● **Provided entries**
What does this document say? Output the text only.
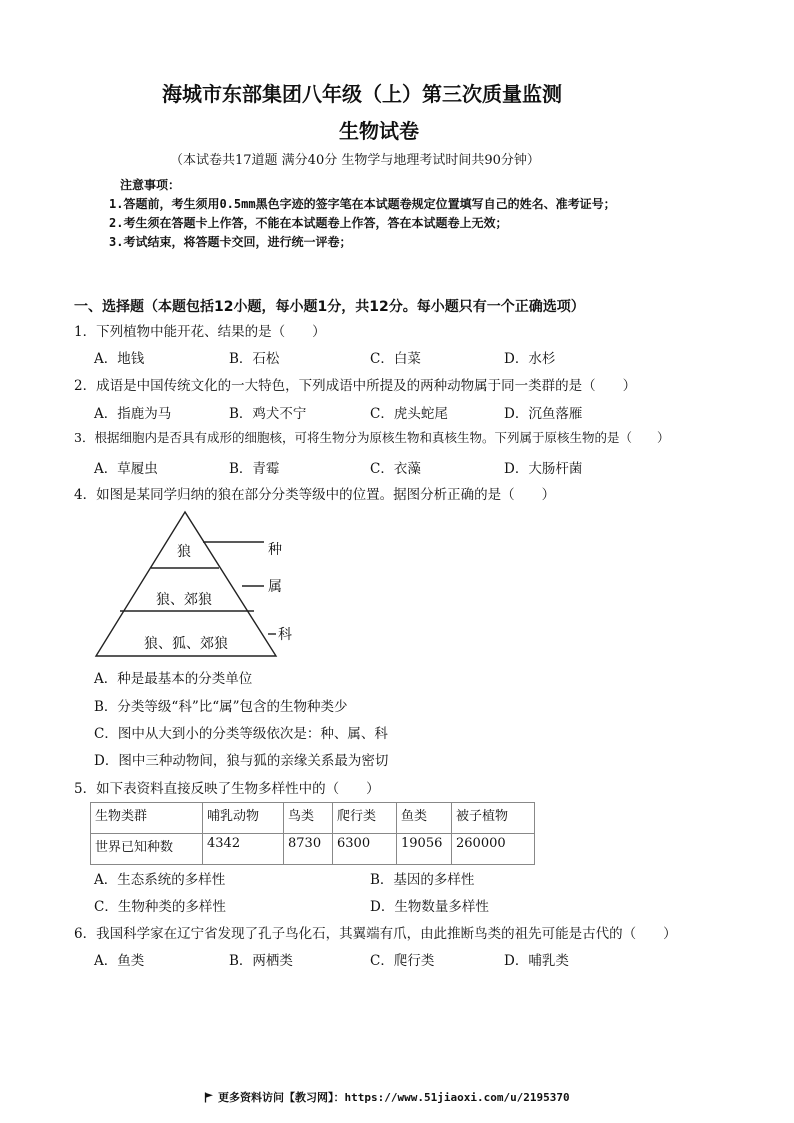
海城市东部集团八年级（上）第三次质量监测
生物试卷
（本试卷共17道题 满分40分 生物学与地理考试时间共90分钟）
注意事项：
1.答题前，考生须用0.5mm黑色字迹的签字笔在本试题卷规定位置填写自己的姓名、准考证号；
2.考生须在答题卡上作答，不能在本试题卷上作答，答在本试题卷上无效；
3.考试结束，将答题卡交回，进行统一评卷；
一、选择题（本题包括12小题，每小题1分，共12分。每小题只有一个正确选项）
1．下列植物中能开花、结果的是（　　）
A．地钱	B．石松	C．白菜	D．水杉
2．成语是中国传统文化的一大特色，下列成语中所提及的两种动物属于同一类群的是（　　）
A．指鹿为马	B．鸡犬不宁	C．虎头蛇尾	D．沉鱼落雁
3．根据细胞内是否具有成形的细胞核，可将生物分为原核生物和真核生物。下列属于原核生物的是（　　）
A．草履虫	B．青霉	C．衣藻	D．大肠杆菌
4．如图是某同学归纳的狼在部分分类等级中的位置。据图分析正确的是（　　）
狼
狼、郊狼
狼、狐、郊狼
种
属
科
A．种是最基本的分类单位
B．分类等级“科”比“属”包含的生物种类少
C．图中从大到小的分类等级依次是：种、属、科
D．图中三种动物间，狼与狐的亲缘关系最为密切
5．如下表资料直接反映了生物多样性中的（　　）
生物类群	哺乳动物	鸟类	爬行类	鱼类	被子植物
世界已知种数	4342	8730	6300	19056	260000
A．生态系统的多样性	B．基因的多样性
C．生物种类的多样性	D．生物数量多样性
6．我国科学家在辽宁省发现了孔子鸟化石，其翼端有爪，由此推断鸟类的祖先可能是古代的（　　）
A．鱼类	B．两栖类	C．爬行类	D．哺乳类
更多资料访问【教习网】：https://www.51jiaoxi.com/u/2195370
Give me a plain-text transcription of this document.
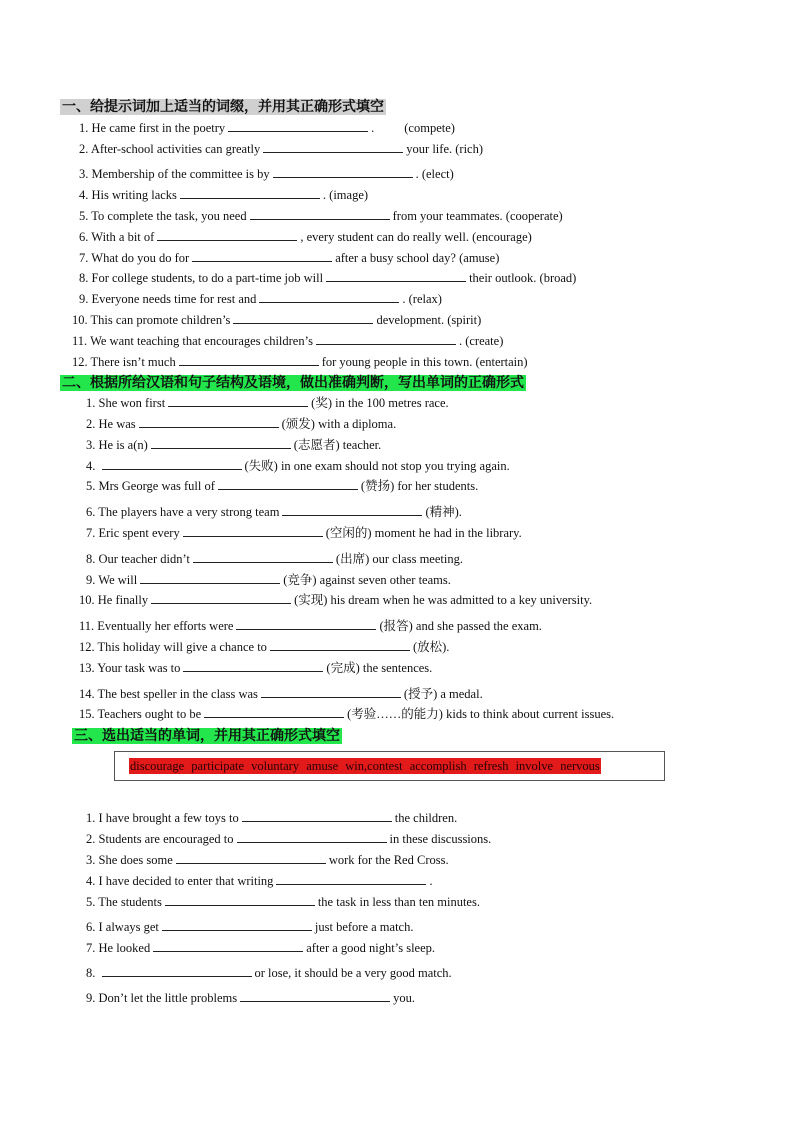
一、给提示词加上适当的词缀，并用其正确形式填空
1. He came first in the poetry	. (compete)
2. After-school activities can greatly	your life. (rich)
3. Membership of the committee is by	. (elect)
4. His writing lacks	. (image)
5. To complete the task, you need	from your teammates. (cooperate)
6. With a bit of	, every student can do really well. (encourage)
7. What do you do for	after a busy school day? (amuse)
8. For college students, to do a part-time job will	their outlook. (broad)
9. Everyone needs time for rest and	. (relax)
10. This can promote children’s	development. (spirit)
11. We want teaching that encourages children’s	. (create)
12. There isn’t much	for young people in this town. (entertain)
二、根据所给汉语和句子结构及语境，做出准确判断，写出单词的正确形式
1. She won first	(奖) in the 100 metres race.
2. He was	(颁发) with a diploma.
3. He is a(n)	(志愿者) teacher.
4.	(失败) in one exam should not stop you trying again.
5. Mrs George was full of	(赞扬) for her students.
6. The players have a very strong team	(精神).
7. Eric spent every	(空闲的) moment he had in the library.
8. Our teacher didn’t	(出席) our class meeting.
9. We will	(竞争) against seven other teams.
10. He finally	(实现) his dream when he was admitted to a key university.
11. Eventually her efforts were	(报答) and she passed the exam.
12. This holiday will give a chance to	(放松).
13. Your task was to	(完成) the sentences.
14. The best speller in the class was	(授予) a medal.
15. Teachers ought to be	(考验……的能力) kids to think about current issues.
三、选出适当的单词，并用其正确形式填空
discourage participate voluntary amuse win,contest accomplish refresh involve nervous
1. I have brought a few toys to	the children.
2. Students are encouraged to	in these discussions.
3. She does some	work for the Red Cross.
4. I have decided to enter that writing	.
5. The students	the task in less than ten minutes.
6. I always get	just before a match.
7. He looked	after a good night’s sleep.
8.	or lose, it should be a very good match.
9. Don’t let the little problems	you.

● **Short task**
From the listing above, pick out each line where the word "should" appears.

● **Finished task**
4.	(失败) in one exam should not stop you trying again.
8.	or lose, it should be a very good match.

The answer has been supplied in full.